[start]
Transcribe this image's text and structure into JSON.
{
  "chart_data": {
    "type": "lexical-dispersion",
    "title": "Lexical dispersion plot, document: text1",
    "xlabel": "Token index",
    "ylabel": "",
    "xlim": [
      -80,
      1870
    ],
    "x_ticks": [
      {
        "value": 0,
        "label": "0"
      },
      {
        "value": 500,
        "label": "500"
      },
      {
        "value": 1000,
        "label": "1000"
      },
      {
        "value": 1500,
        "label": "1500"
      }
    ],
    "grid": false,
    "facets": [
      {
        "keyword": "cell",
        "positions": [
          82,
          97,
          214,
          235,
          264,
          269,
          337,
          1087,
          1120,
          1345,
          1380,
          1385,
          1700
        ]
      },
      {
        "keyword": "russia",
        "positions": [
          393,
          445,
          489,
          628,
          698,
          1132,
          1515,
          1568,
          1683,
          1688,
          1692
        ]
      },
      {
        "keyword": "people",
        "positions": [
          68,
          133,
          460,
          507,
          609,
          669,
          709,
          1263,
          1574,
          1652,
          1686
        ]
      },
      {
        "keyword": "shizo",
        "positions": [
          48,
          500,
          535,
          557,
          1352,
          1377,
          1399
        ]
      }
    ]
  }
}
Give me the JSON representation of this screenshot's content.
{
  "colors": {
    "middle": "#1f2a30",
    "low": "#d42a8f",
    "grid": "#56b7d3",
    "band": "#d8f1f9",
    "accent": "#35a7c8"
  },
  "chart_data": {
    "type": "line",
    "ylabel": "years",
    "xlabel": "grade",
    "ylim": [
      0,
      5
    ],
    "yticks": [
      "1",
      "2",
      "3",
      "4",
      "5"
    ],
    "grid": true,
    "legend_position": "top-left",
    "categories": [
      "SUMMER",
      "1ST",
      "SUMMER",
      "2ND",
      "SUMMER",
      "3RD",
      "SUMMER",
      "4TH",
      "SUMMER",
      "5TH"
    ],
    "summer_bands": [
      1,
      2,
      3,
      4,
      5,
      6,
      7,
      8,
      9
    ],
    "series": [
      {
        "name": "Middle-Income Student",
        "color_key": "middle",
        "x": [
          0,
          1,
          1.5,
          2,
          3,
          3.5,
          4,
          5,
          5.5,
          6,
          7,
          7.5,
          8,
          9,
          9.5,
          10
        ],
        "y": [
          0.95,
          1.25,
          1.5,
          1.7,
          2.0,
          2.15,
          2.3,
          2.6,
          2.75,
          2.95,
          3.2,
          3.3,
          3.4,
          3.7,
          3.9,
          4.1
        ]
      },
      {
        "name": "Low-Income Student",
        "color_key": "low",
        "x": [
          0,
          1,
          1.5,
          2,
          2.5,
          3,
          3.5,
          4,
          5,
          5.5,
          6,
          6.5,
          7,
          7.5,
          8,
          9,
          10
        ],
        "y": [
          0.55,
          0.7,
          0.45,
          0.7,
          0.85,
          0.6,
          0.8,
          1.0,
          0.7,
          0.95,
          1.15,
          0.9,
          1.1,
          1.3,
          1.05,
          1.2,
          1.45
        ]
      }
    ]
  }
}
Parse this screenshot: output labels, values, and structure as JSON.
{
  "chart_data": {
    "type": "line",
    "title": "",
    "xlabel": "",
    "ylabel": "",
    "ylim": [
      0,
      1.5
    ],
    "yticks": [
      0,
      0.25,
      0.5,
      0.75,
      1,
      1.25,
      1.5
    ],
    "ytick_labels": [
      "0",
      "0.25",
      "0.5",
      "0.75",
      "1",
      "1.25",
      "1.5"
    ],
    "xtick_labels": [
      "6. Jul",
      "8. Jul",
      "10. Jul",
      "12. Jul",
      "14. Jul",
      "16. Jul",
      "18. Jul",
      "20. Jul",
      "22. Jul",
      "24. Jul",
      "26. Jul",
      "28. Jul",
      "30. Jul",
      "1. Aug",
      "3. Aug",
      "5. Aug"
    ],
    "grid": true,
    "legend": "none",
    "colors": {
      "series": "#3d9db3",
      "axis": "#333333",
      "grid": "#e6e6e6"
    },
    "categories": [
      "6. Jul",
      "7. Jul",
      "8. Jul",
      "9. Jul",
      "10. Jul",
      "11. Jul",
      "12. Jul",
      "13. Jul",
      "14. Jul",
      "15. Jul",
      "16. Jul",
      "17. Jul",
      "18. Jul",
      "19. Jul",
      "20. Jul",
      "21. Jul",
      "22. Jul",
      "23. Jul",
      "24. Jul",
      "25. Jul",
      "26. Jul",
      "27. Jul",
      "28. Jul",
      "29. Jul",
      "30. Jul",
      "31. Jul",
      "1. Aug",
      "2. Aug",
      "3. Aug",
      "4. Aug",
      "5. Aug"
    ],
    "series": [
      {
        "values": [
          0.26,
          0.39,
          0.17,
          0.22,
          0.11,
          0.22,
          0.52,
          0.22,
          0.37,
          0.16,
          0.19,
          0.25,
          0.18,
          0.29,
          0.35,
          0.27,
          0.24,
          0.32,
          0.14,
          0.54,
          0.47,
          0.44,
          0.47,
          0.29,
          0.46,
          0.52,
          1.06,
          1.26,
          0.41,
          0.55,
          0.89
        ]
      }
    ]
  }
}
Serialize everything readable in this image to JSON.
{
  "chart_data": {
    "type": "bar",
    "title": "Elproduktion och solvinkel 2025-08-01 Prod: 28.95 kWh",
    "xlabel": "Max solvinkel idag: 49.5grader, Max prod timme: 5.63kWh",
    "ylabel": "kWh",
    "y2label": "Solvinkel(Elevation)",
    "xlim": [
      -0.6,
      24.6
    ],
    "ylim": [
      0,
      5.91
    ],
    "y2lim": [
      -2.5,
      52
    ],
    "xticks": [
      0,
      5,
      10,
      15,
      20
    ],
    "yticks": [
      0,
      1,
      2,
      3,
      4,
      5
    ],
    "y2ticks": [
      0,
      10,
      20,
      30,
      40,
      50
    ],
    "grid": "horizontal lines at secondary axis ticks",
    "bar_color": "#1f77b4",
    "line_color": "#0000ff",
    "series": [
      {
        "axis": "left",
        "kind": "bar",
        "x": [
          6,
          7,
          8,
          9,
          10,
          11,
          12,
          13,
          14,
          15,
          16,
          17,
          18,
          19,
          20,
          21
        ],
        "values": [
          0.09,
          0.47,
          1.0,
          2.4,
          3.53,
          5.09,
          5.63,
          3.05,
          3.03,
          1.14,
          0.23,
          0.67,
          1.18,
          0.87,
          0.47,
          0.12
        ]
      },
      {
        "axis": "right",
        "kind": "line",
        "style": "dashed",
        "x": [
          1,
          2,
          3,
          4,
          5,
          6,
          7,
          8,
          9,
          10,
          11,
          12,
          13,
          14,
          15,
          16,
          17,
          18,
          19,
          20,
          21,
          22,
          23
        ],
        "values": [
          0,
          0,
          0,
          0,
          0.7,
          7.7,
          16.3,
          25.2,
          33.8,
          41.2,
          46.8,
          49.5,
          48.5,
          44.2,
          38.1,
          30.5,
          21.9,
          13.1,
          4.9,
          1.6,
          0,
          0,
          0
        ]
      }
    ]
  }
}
[end]
Retype all the material above precisely, with no line left out.

- _EXERCISE SOLUTION_:
Transcribe this image's text and structure into JSON.
{
  "chart_data": {
    "type": "lexical-dispersion",
    "title": "Lexical dispersion plot, document: text1",
    "xlabel": "Token index",
    "ylabel": "",
    "xlim": [
      -80,
      1870
    ],
    "x_ticks": [
      {
        "value": 0,
        "label": "0"
      },
      {
        "value": 500,
        "label": "500"
      },
      {
        "value": 1000,
        "label": "1000"
      },
      {
        "value": 1500,
        "label": "1500"
      }
    ],
    "grid": false,
    "facets": [
      {
        "keyword": "cell",
        "positions": [
          82,
          97,
          214,
          235,
          264,
          269,
          337,
          1087,
          1120,
          1345,
          1380,
          1385,
          1700
        ]
      },
      {
        "keyword": "russia",
        "positions": [
          393,
          445,
          489,
          628,
          698,
          1132,
          1515,
          1568,
          1683,
          1688,
          1692
        ]
      },
      {
        "keyword": "people",
        "positions": [
          68,
          133,
          460,
          507,
          609,
          669,
          709,
          1263,
          1574,
          1652,
          1686
        ]
      },
      {
        "keyword": "shizo",
        "positions": [
          48,
          500,
          535,
          557,
          1352,
          1377,
          1399
        ]
      }
    ]
  }
}
Give me the JSON representation of this screenshot's content.
{
  "colors": {
    "middle": "#1f2a30",
    "low": "#d42a8f",
    "grid": "#56b7d3",
    "band": "#d8f1f9",
    "accent": "#35a7c8"
  },
  "chart_data": {
    "type": "line",
    "ylabel": "years",
    "xlabel": "grade",
    "ylim": [
      0,
      5
    ],
    "yticks": [
      "1",
      "2",
      "3",
      "4",
      "5"
    ],
    "grid": true,
    "legend_position": "top-left",
    "categories": [
      "SUMMER",
      "1ST",
      "SUMMER",
      "2ND",
      "SUMMER",
      "3RD",
      "SUMMER",
      "4TH",
      "SUMMER",
      "5TH"
    ],
    "summer_bands": [
      1,
      2,
      3,
      4,
      5,
      6,
      7,
      8,
      9
    ],
    "series": [
      {
        "name": "Middle-Income Student",
        "color_key": "middle",
        "x": [
          0,
          1,
          1.5,
          2,
          3,
          3.5,
          4,
          5,
          5.5,
          6,
          7,
          7.5,
          8,
          9,
          9.5,
          10
        ],
        "y": [
          0.95,
          1.25,
          1.5,
          1.7,
          2.0,
          2.15,
          2.3,
          2.6,
          2.75,
          2.95,
          3.2,
          3.3,
          3.4,
          3.7,
          3.9,
          4.1
        ]
      },
      {
        "name": "Low-Income Student",
        "color_key": "low",
        "x": [
          0,
          1,
          1.5,
          2,
          2.5,
          3,
          3.5,
          4,
          5,
          5.5,
          6,
          6.5,
          7,
          7.5,
          8,
          9,
          10
        ],
        "y": [
          0.55,
          0.7,
          0.45,
          0.7,
          0.85,
          0.6,
          0.8,
          1.0,
          0.7,
          0.95,
          1.15,
          0.9,
          1.1,
          1.3,
          1.05,
          1.2,
          1.45
        ]
      }
    ]
  }
}
Parse this screenshot: output labels, values, and structure as JSON.
{
  "chart_data": {
    "type": "line",
    "title": "",
    "xlabel": "",
    "ylabel": "",
    "ylim": [
      0,
      1.5
    ],
    "yticks": [
      0,
      0.25,
      0.5,
      0.75,
      1,
      1.25,
      1.5
    ],
    "ytick_labels": [
      "0",
      "0.25",
      "0.5",
      "0.75",
      "1",
      "1.25",
      "1.5"
    ],
    "xtick_labels": [
      "6. Jul",
      "8. Jul",
      "10. Jul",
      "12. Jul",
      "14. Jul",
      "16. Jul",
      "18. Jul",
      "20. Jul",
      "22. Jul",
      "24. Jul",
      "26. Jul",
      "28. Jul",
      "30. Jul",
      "1. Aug",
      "3. Aug",
      "5. Aug"
    ],
    "grid": true,
    "legend": "none",
    "colors": {
      "series": "#3d9db3",
      "axis": "#333333",
      "grid": "#e6e6e6"
    },
    "categories": [
      "6. Jul",
      "7. Jul",
      "8. Jul",
      "9. Jul",
      "10. Jul",
      "11. Jul",
      "12. Jul",
      "13. Jul",
      "14. Jul",
      "15. Jul",
      "16. Jul",
      "17. Jul",
      "18. Jul",
      "19. Jul",
      "20. Jul",
      "21. Jul",
      "22. Jul",
      "23. Jul",
      "24. Jul",
      "25. Jul",
      "26. Jul",
      "27. Jul",
      "28. Jul",
      "29. Jul",
      "30. Jul",
      "31. Jul",
      "1. Aug",
      "2. Aug",
      "3. Aug",
      "4. Aug",
      "5. Aug"
    ],
    "series": [
      {
        "values": [
          0.26,
          0.39,
          0.17,
          0.22,
          0.11,
          0.22,
          0.52,
          0.22,
          0.37,
          0.16,
          0.19,
          0.25,
          0.18,
          0.29,
          0.35,
          0.27,
          0.24,
          0.32,
          0.14,
          0.54,
          0.47,
          0.44,
          0.47,
          0.29,
          0.46,
          0.52,
          1.06,
          1.26,
          0.41,
          0.55,
          0.89
        ]
      }
    ]
  }
}
Serialize everything readable in this image to JSON.
{
  "chart_data": {
    "type": "bar",
    "title": "Elproduktion och solvinkel 2025-08-01 Prod: 28.95 kWh",
    "xlabel": "Max solvinkel idag: 49.5grader, Max prod timme: 5.63kWh",
    "ylabel": "kWh",
    "y2label": "Solvinkel(Elevation)",
    "xlim": [
      -0.6,
      24.6
    ],
    "ylim": [
      0,
      5.91
    ],
    "y2lim": [
      -2.5,
      52
    ],
    "xticks": [
      0,
      5,
      10,
      15,
      20
    ],
    "yticks": [
      0,
      1,
      2,
      3,
      4,
      5
    ],
    "y2ticks": [
      0,
      10,
      20,
      30,
      40,
      50
    ],
    "grid": "horizontal lines at secondary axis ticks",
    "bar_color": "#1f77b4",
    "line_color": "#0000ff",
    "series": [
      {
        "axis": "left",
        "kind": "bar",
        "x": [
          6,
          7,
          8,
          9,
          10,
          11,
          12,
          13,
          14,
          15,
          16,
          17,
          18,
          19,
          20,
          21
        ],
        "values": [
          0.09,
          0.47,
          1.0,
          2.4,
          3.53,
          5.09,
          5.63,
          3.05,
          3.03,
          1.14,
          0.23,
          0.67,
          1.18,
          0.87,
          0.47,
          0.12
        ]
      },
      {
        "axis": "right",
        "kind": "line",
        "style": "dashed",
        "x": [
          1,
          2,
          3,
          4,
          5,
          6,
          7,
          8,
          9,
          10,
          11,
          12,
          13,
          14,
          15,
          16,
          17,
          18,
          19,
          20,
          21,
          22,
          23
        ],
        "values": [
          0,
          0,
          0,
          0,
          0.7,
          7.7,
          16.3,
          25.2,
          33.8,
          41.2,
          46.8,
          49.5,
          48.5,
          44.2,
          38.1,
          30.5,
          21.9,
          13.1,
          4.9,
          1.6,
          0,
          0,
          0
        ]
      }
    ]
  }
}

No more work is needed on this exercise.